[Written request]: Write the records below out again exactly as given, with no images.

BEGIN

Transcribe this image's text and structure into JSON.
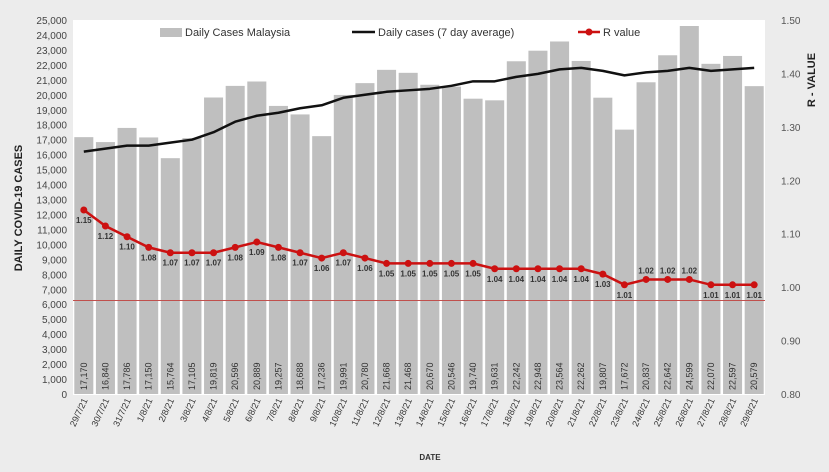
{
  "chart_data": {
    "type": "bar",
    "title": "",
    "xlabel": "DATE",
    "ylabel": "DAILY COVID-19 CASES",
    "y2label": "R - VALUE",
    "ylim": [
      0,
      25000
    ],
    "y2lim": [
      0.8,
      1.5
    ],
    "yticks": [
      "0",
      "1,000",
      "2,000",
      "3,000",
      "4,000",
      "5,000",
      "6,000",
      "7,000",
      "8,000",
      "9,000",
      "10,000",
      "11,000",
      "12,000",
      "13,000",
      "14,000",
      "15,000",
      "16,000",
      "17,000",
      "18,000",
      "19,000",
      "20,000",
      "21,000",
      "22,000",
      "23,000",
      "24,000",
      "25,000"
    ],
    "y2ticks": [
      "0.80",
      "0.90",
      "1.00",
      "1.10",
      "1.20",
      "1.30",
      "1.40",
      "1.50"
    ],
    "legend_position": "top",
    "categories": [
      "29/7/21",
      "30/7/21",
      "31/7/21",
      "1/8/21",
      "2/8/21",
      "3/8/21",
      "4/8/21",
      "5/8/21",
      "6/8/21",
      "7/8/21",
      "8/8/21",
      "9/8/21",
      "10/8/21",
      "11/8/21",
      "12/8/21",
      "13/8/21",
      "14/8/21",
      "15/8/21",
      "16/8/21",
      "17/8/21",
      "18/8/21",
      "19/8/21",
      "20/8/21",
      "21/8/21",
      "22/8/21",
      "23/8/21",
      "24/8/21",
      "25/8/21",
      "26/8/21",
      "27/8/21",
      "28/8/21",
      "29/8/21"
    ],
    "series": [
      {
        "name": "Daily Cases Malaysia",
        "type": "bar",
        "axis": "left",
        "color": "#bfbfbf",
        "values": [
          17170,
          16840,
          17786,
          17150,
          15764,
          17105,
          19819,
          20596,
          20889,
          19257,
          18688,
          17236,
          19991,
          20780,
          21668,
          21468,
          20670,
          20546,
          19740,
          19631,
          22242,
          22948,
          23564,
          22262,
          19807,
          17672,
          20837,
          22642,
          24599,
          22070,
          22597,
          20579
        ],
        "labels": [
          "17,170",
          "16,840",
          "17,786",
          "17,150",
          "15,764",
          "17,105",
          "19,819",
          "20,596",
          "20,889",
          "19,257",
          "18,688",
          "17,236",
          "19,991",
          "20,780",
          "21,668",
          "21,468",
          "20,670",
          "20,546",
          "19,740",
          "19,631",
          "22,242",
          "22,948",
          "23,564",
          "22,262",
          "19,807",
          "17,672",
          "20,837",
          "22,642",
          "24,599",
          "22,070",
          "22,597",
          "20,579"
        ]
      },
      {
        "name": "Daily cases (7 day average)",
        "type": "line",
        "axis": "left",
        "color": "#111111",
        "values": [
          16200,
          16400,
          16600,
          16600,
          16800,
          17000,
          17500,
          18200,
          18600,
          18800,
          19100,
          19300,
          19800,
          20000,
          20200,
          20300,
          20400,
          20600,
          20900,
          20900,
          21200,
          21400,
          21700,
          21800,
          21600,
          21300,
          21500,
          21600,
          21800,
          21600,
          21700,
          21800
        ]
      },
      {
        "name": "R value",
        "type": "line",
        "axis": "right",
        "color": "#cc1111",
        "values": [
          1.15,
          1.12,
          1.1,
          1.08,
          1.07,
          1.07,
          1.07,
          1.08,
          1.09,
          1.08,
          1.07,
          1.06,
          1.07,
          1.06,
          1.05,
          1.05,
          1.05,
          1.05,
          1.05,
          1.04,
          1.04,
          1.04,
          1.04,
          1.04,
          1.03,
          1.01,
          1.02,
          1.02,
          1.02,
          1.01,
          1.01,
          1.01
        ],
        "labels": [
          "1.15",
          "1.12",
          "1.10",
          "1.08",
          "1.07",
          "1.07",
          "1.07",
          "1.08",
          "1.09",
          "1.08",
          "1.07",
          "1.06",
          "1.07",
          "1.06",
          "1.05",
          "1.05",
          "1.05",
          "1.05",
          "1.05",
          "1.04",
          "1.04",
          "1.04",
          "1.04",
          "1.04",
          "1.03",
          "1.01",
          "1.02",
          "1.02",
          "1.02",
          "1.01",
          "1.01",
          "1.01"
        ]
      }
    ],
    "reference_line": {
      "axis": "right",
      "value": 0.975,
      "color": "#c0504d"
    }
  }
}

END

[Written solution]:
Transcribe this image's text and structure into JSON.
{
  "chart_data": {
    "type": "bar",
    "title": "",
    "xlabel": "DATE",
    "ylabel": "DAILY COVID-19 CASES",
    "y2label": "R - VALUE",
    "ylim": [
      0,
      25000
    ],
    "y2lim": [
      0.8,
      1.5
    ],
    "yticks": [
      "0",
      "1,000",
      "2,000",
      "3,000",
      "4,000",
      "5,000",
      "6,000",
      "7,000",
      "8,000",
      "9,000",
      "10,000",
      "11,000",
      "12,000",
      "13,000",
      "14,000",
      "15,000",
      "16,000",
      "17,000",
      "18,000",
      "19,000",
      "20,000",
      "21,000",
      "22,000",
      "23,000",
      "24,000",
      "25,000"
    ],
    "y2ticks": [
      "0.80",
      "0.90",
      "1.00",
      "1.10",
      "1.20",
      "1.30",
      "1.40",
      "1.50"
    ],
    "legend_position": "top",
    "categories": [
      "29/7/21",
      "30/7/21",
      "31/7/21",
      "1/8/21",
      "2/8/21",
      "3/8/21",
      "4/8/21",
      "5/8/21",
      "6/8/21",
      "7/8/21",
      "8/8/21",
      "9/8/21",
      "10/8/21",
      "11/8/21",
      "12/8/21",
      "13/8/21",
      "14/8/21",
      "15/8/21",
      "16/8/21",
      "17/8/21",
      "18/8/21",
      "19/8/21",
      "20/8/21",
      "21/8/21",
      "22/8/21",
      "23/8/21",
      "24/8/21",
      "25/8/21",
      "26/8/21",
      "27/8/21",
      "28/8/21",
      "29/8/21"
    ],
    "series": [
      {
        "name": "Daily Cases Malaysia",
        "type": "bar",
        "axis": "left",
        "color": "#bfbfbf",
        "values": [
          17170,
          16840,
          17786,
          17150,
          15764,
          17105,
          19819,
          20596,
          20889,
          19257,
          18688,
          17236,
          19991,
          20780,
          21668,
          21468,
          20670,
          20546,
          19740,
          19631,
          22242,
          22948,
          23564,
          22262,
          19807,
          17672,
          20837,
          22642,
          24599,
          22070,
          22597,
          20579
        ],
        "labels": [
          "17,170",
          "16,840",
          "17,786",
          "17,150",
          "15,764",
          "17,105",
          "19,819",
          "20,596",
          "20,889",
          "19,257",
          "18,688",
          "17,236",
          "19,991",
          "20,780",
          "21,668",
          "21,468",
          "20,670",
          "20,546",
          "19,740",
          "19,631",
          "22,242",
          "22,948",
          "23,564",
          "22,262",
          "19,807",
          "17,672",
          "20,837",
          "22,642",
          "24,599",
          "22,070",
          "22,597",
          "20,579"
        ]
      },
      {
        "name": "Daily cases (7 day average)",
        "type": "line",
        "axis": "left",
        "color": "#111111",
        "values": [
          16200,
          16400,
          16600,
          16600,
          16800,
          17000,
          17500,
          18200,
          18600,
          18800,
          19100,
          19300,
          19800,
          20000,
          20200,
          20300,
          20400,
          20600,
          20900,
          20900,
          21200,
          21400,
          21700,
          21800,
          21600,
          21300,
          21500,
          21600,
          21800,
          21600,
          21700,
          21800
        ]
      },
      {
        "name": "R value",
        "type": "line",
        "axis": "right",
        "color": "#cc1111",
        "values": [
          1.15,
          1.12,
          1.1,
          1.08,
          1.07,
          1.07,
          1.07,
          1.08,
          1.09,
          1.08,
          1.07,
          1.06,
          1.07,
          1.06,
          1.05,
          1.05,
          1.05,
          1.05,
          1.05,
          1.04,
          1.04,
          1.04,
          1.04,
          1.04,
          1.03,
          1.01,
          1.02,
          1.02,
          1.02,
          1.01,
          1.01,
          1.01
        ],
        "labels": [
          "1.15",
          "1.12",
          "1.10",
          "1.08",
          "1.07",
          "1.07",
          "1.07",
          "1.08",
          "1.09",
          "1.08",
          "1.07",
          "1.06",
          "1.07",
          "1.06",
          "1.05",
          "1.05",
          "1.05",
          "1.05",
          "1.05",
          "1.04",
          "1.04",
          "1.04",
          "1.04",
          "1.04",
          "1.03",
          "1.01",
          "1.02",
          "1.02",
          "1.02",
          "1.01",
          "1.01",
          "1.01"
        ]
      }
    ],
    "reference_line": {
      "axis": "right",
      "value": 0.975,
      "color": "#c0504d"
    }
  }
}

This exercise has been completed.